• DIRECTIONS FOR THIS TASK
Return every line of the material exactly.

Records from a data collection

====

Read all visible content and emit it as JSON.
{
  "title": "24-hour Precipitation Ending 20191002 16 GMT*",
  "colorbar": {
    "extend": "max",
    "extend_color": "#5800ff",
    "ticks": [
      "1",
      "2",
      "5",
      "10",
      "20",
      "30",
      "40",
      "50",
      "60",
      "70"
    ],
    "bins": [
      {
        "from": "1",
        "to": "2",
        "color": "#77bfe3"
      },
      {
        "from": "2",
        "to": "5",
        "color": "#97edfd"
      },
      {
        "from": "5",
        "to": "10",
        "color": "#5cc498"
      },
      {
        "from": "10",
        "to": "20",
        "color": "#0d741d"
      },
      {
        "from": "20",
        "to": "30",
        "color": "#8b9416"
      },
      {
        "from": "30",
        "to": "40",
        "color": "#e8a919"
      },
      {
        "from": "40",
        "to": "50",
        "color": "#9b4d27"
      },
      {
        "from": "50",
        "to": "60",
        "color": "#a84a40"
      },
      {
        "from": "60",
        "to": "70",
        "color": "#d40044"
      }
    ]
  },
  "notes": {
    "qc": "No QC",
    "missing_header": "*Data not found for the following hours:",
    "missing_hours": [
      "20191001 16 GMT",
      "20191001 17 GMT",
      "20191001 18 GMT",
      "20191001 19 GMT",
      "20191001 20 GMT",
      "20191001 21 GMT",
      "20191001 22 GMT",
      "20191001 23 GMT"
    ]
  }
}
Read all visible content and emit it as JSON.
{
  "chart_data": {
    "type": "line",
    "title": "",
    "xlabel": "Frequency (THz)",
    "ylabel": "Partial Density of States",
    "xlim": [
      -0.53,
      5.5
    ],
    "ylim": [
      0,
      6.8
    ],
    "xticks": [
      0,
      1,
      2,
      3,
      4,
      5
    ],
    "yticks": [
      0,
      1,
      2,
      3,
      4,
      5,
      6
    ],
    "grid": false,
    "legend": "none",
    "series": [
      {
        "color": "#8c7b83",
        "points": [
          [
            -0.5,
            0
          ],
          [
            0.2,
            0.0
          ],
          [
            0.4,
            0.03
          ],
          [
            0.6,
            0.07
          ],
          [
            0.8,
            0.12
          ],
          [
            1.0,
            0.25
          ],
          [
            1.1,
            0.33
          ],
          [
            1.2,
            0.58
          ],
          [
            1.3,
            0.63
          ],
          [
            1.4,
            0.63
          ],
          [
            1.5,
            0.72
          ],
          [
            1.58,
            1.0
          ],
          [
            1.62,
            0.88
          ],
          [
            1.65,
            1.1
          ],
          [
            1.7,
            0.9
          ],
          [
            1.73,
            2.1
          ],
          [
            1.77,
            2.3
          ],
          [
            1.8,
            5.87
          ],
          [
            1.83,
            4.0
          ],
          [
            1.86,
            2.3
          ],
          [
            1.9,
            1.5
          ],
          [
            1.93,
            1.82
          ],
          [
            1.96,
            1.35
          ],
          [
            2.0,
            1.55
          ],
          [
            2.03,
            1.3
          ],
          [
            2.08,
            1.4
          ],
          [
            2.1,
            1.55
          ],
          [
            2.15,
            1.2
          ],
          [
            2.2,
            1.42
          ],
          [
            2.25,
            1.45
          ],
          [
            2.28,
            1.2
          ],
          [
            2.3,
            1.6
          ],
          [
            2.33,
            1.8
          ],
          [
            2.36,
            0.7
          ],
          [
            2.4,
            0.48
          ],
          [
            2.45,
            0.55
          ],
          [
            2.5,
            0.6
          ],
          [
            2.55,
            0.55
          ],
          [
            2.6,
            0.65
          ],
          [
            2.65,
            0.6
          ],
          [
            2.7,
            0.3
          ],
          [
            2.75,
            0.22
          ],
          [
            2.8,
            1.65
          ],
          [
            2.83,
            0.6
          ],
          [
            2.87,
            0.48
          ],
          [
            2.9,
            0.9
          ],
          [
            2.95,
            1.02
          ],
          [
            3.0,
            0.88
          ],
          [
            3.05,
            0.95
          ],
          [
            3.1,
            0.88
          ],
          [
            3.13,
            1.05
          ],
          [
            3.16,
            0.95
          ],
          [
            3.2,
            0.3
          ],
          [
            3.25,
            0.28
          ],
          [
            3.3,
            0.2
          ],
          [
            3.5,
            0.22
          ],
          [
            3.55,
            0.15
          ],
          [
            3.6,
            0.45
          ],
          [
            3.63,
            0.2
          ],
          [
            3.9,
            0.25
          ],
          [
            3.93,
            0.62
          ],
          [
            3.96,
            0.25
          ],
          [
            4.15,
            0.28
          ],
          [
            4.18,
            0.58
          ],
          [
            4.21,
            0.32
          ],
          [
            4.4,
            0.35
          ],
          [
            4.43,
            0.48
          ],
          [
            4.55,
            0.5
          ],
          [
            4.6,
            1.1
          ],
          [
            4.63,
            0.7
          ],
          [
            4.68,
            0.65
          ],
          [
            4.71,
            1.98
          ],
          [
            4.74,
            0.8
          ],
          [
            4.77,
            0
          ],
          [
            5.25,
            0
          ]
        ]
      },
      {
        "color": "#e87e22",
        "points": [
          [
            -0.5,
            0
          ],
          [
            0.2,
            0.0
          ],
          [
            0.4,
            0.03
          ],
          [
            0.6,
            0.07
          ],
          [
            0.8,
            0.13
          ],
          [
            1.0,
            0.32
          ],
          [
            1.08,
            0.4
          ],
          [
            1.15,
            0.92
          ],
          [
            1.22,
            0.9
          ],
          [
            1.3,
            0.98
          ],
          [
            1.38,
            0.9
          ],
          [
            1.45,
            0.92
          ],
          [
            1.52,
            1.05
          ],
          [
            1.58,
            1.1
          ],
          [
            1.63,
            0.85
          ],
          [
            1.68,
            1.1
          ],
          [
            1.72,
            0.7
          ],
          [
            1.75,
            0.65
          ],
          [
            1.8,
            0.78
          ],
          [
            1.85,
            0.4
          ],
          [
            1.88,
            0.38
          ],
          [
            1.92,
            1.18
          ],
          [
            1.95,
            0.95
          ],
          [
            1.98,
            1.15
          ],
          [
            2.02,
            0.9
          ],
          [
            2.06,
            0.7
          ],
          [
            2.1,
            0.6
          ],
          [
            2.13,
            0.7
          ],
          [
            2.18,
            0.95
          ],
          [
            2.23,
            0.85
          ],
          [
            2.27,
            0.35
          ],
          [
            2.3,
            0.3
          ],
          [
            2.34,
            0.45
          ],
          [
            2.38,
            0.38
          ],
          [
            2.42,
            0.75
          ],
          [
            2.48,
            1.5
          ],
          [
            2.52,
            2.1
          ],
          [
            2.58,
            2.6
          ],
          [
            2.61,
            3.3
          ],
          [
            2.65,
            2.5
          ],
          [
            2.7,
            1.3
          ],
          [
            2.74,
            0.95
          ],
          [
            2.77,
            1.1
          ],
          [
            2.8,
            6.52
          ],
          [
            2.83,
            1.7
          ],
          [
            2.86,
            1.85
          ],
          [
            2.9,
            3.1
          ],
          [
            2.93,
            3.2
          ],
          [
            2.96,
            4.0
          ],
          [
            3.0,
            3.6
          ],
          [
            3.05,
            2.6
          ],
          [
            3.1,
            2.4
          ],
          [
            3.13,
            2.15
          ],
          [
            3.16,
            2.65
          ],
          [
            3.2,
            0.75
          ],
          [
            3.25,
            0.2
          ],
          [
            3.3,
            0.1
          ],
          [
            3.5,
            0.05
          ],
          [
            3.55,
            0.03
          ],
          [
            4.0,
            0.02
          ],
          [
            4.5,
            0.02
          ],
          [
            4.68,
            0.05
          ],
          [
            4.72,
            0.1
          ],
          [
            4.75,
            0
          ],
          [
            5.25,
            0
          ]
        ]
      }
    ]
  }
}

====

• OUTPUT BELOW
Read all visible content and emit it as JSON.
{
  "title": "24-hour Precipitation Ending 20191002 16 GMT*",
  "colorbar": {
    "extend": "max",
    "extend_color": "#5800ff",
    "ticks": [
      "1",
      "2",
      "5",
      "10",
      "20",
      "30",
      "40",
      "50",
      "60",
      "70"
    ],
    "bins": [
      {
        "from": "1",
        "to": "2",
        "color": "#77bfe3"
      },
      {
        "from": "2",
        "to": "5",
        "color": "#97edfd"
      },
      {
        "from": "5",
        "to": "10",
        "color": "#5cc498"
      },
      {
        "from": "10",
        "to": "20",
        "color": "#0d741d"
      },
      {
        "from": "20",
        "to": "30",
        "color": "#8b9416"
      },
      {
        "from": "30",
        "to": "40",
        "color": "#e8a919"
      },
      {
        "from": "40",
        "to": "50",
        "color": "#9b4d27"
      },
      {
        "from": "50",
        "to": "60",
        "color": "#a84a40"
      },
      {
        "from": "60",
        "to": "70",
        "color": "#d40044"
      }
    ]
  },
  "notes": {
    "qc": "No QC",
    "missing_header": "*Data not found for the following hours:",
    "missing_hours": [
      "20191001 16 GMT",
      "20191001 17 GMT",
      "20191001 18 GMT",
      "20191001 19 GMT",
      "20191001 20 GMT",
      "20191001 21 GMT",
      "20191001 22 GMT",
      "20191001 23 GMT"
    ]
  }
}
Read all visible content and emit it as JSON.
{
  "chart_data": {
    "type": "line",
    "title": "",
    "xlabel": "Frequency (THz)",
    "ylabel": "Partial Density of States",
    "xlim": [
      -0.53,
      5.5
    ],
    "ylim": [
      0,
      6.8
    ],
    "xticks": [
      0,
      1,
      2,
      3,
      4,
      5
    ],
    "yticks": [
      0,
      1,
      2,
      3,
      4,
      5,
      6
    ],
    "grid": false,
    "legend": "none",
    "series": [
      {
        "color": "#8c7b83",
        "points": [
          [
            -0.5,
            0
          ],
          [
            0.2,
            0.0
          ],
          [
            0.4,
            0.03
          ],
          [
            0.6,
            0.07
          ],
          [
            0.8,
            0.12
          ],
          [
            1.0,
            0.25
          ],
          [
            1.1,
            0.33
          ],
          [
            1.2,
            0.58
          ],
          [
            1.3,
            0.63
          ],
          [
            1.4,
            0.63
          ],
          [
            1.5,
            0.72
          ],
          [
            1.58,
            1.0
          ],
          [
            1.62,
            0.88
          ],
          [
            1.65,
            1.1
          ],
          [
            1.7,
            0.9
          ],
          [
            1.73,
            2.1
          ],
          [
            1.77,
            2.3
          ],
          [
            1.8,
            5.87
          ],
          [
            1.83,
            4.0
          ],
          [
            1.86,
            2.3
          ],
          [
            1.9,
            1.5
          ],
          [
            1.93,
            1.82
          ],
          [
            1.96,
            1.35
          ],
          [
            2.0,
            1.55
          ],
          [
            2.03,
            1.3
          ],
          [
            2.08,
            1.4
          ],
          [
            2.1,
            1.55
          ],
          [
            2.15,
            1.2
          ],
          [
            2.2,
            1.42
          ],
          [
            2.25,
            1.45
          ],
          [
            2.28,
            1.2
          ],
          [
            2.3,
            1.6
          ],
          [
            2.33,
            1.8
          ],
          [
            2.36,
            0.7
          ],
          [
            2.4,
            0.48
          ],
          [
            2.45,
            0.55
          ],
          [
            2.5,
            0.6
          ],
          [
            2.55,
            0.55
          ],
          [
            2.6,
            0.65
          ],
          [
            2.65,
            0.6
          ],
          [
            2.7,
            0.3
          ],
          [
            2.75,
            0.22
          ],
          [
            2.8,
            1.65
          ],
          [
            2.83,
            0.6
          ],
          [
            2.87,
            0.48
          ],
          [
            2.9,
            0.9
          ],
          [
            2.95,
            1.02
          ],
          [
            3.0,
            0.88
          ],
          [
            3.05,
            0.95
          ],
          [
            3.1,
            0.88
          ],
          [
            3.13,
            1.05
          ],
          [
            3.16,
            0.95
          ],
          [
            3.2,
            0.3
          ],
          [
            3.25,
            0.28
          ],
          [
            3.3,
            0.2
          ],
          [
            3.5,
            0.22
          ],
          [
            3.55,
            0.15
          ],
          [
            3.6,
            0.45
          ],
          [
            3.63,
            0.2
          ],
          [
            3.9,
            0.25
          ],
          [
            3.93,
            0.62
          ],
          [
            3.96,
            0.25
          ],
          [
            4.15,
            0.28
          ],
          [
            4.18,
            0.58
          ],
          [
            4.21,
            0.32
          ],
          [
            4.4,
            0.35
          ],
          [
            4.43,
            0.48
          ],
          [
            4.55,
            0.5
          ],
          [
            4.6,
            1.1
          ],
          [
            4.63,
            0.7
          ],
          [
            4.68,
            0.65
          ],
          [
            4.71,
            1.98
          ],
          [
            4.74,
            0.8
          ],
          [
            4.77,
            0
          ],
          [
            5.25,
            0
          ]
        ]
      },
      {
        "color": "#e87e22",
        "points": [
          [
            -0.5,
            0
          ],
          [
            0.2,
            0.0
          ],
          [
            0.4,
            0.03
          ],
          [
            0.6,
            0.07
          ],
          [
            0.8,
            0.13
          ],
          [
            1.0,
            0.32
          ],
          [
            1.08,
            0.4
          ],
          [
            1.15,
            0.92
          ],
          [
            1.22,
            0.9
          ],
          [
            1.3,
            0.98
          ],
          [
            1.38,
            0.9
          ],
          [
            1.45,
            0.92
          ],
          [
            1.52,
            1.05
          ],
          [
            1.58,
            1.1
          ],
          [
            1.63,
            0.85
          ],
          [
            1.68,
            1.1
          ],
          [
            1.72,
            0.7
          ],
          [
            1.75,
            0.65
          ],
          [
            1.8,
            0.78
          ],
          [
            1.85,
            0.4
          ],
          [
            1.88,
            0.38
          ],
          [
            1.92,
            1.18
          ],
          [
            1.95,
            0.95
          ],
          [
            1.98,
            1.15
          ],
          [
            2.02,
            0.9
          ],
          [
            2.06,
            0.7
          ],
          [
            2.1,
            0.6
          ],
          [
            2.13,
            0.7
          ],
          [
            2.18,
            0.95
          ],
          [
            2.23,
            0.85
          ],
          [
            2.27,
            0.35
          ],
          [
            2.3,
            0.3
          ],
          [
            2.34,
            0.45
          ],
          [
            2.38,
            0.38
          ],
          [
            2.42,
            0.75
          ],
          [
            2.48,
            1.5
          ],
          [
            2.52,
            2.1
          ],
          [
            2.58,
            2.6
          ],
          [
            2.61,
            3.3
          ],
          [
            2.65,
            2.5
          ],
          [
            2.7,
            1.3
          ],
          [
            2.74,
            0.95
          ],
          [
            2.77,
            1.1
          ],
          [
            2.8,
            6.52
          ],
          [
            2.83,
            1.7
          ],
          [
            2.86,
            1.85
          ],
          [
            2.9,
            3.1
          ],
          [
            2.93,
            3.2
          ],
          [
            2.96,
            4.0
          ],
          [
            3.0,
            3.6
          ],
          [
            3.05,
            2.6
          ],
          [
            3.1,
            2.4
          ],
          [
            3.13,
            2.15
          ],
          [
            3.16,
            2.65
          ],
          [
            3.2,
            0.75
          ],
          [
            3.25,
            0.2
          ],
          [
            3.3,
            0.1
          ],
          [
            3.5,
            0.05
          ],
          [
            3.55,
            0.03
          ],
          [
            4.0,
            0.02
          ],
          [
            4.5,
            0.02
          ],
          [
            4.68,
            0.05
          ],
          [
            4.72,
            0.1
          ],
          [
            4.75,
            0
          ],
          [
            5.25,
            0
          ]
        ]
      }
    ]
  }
}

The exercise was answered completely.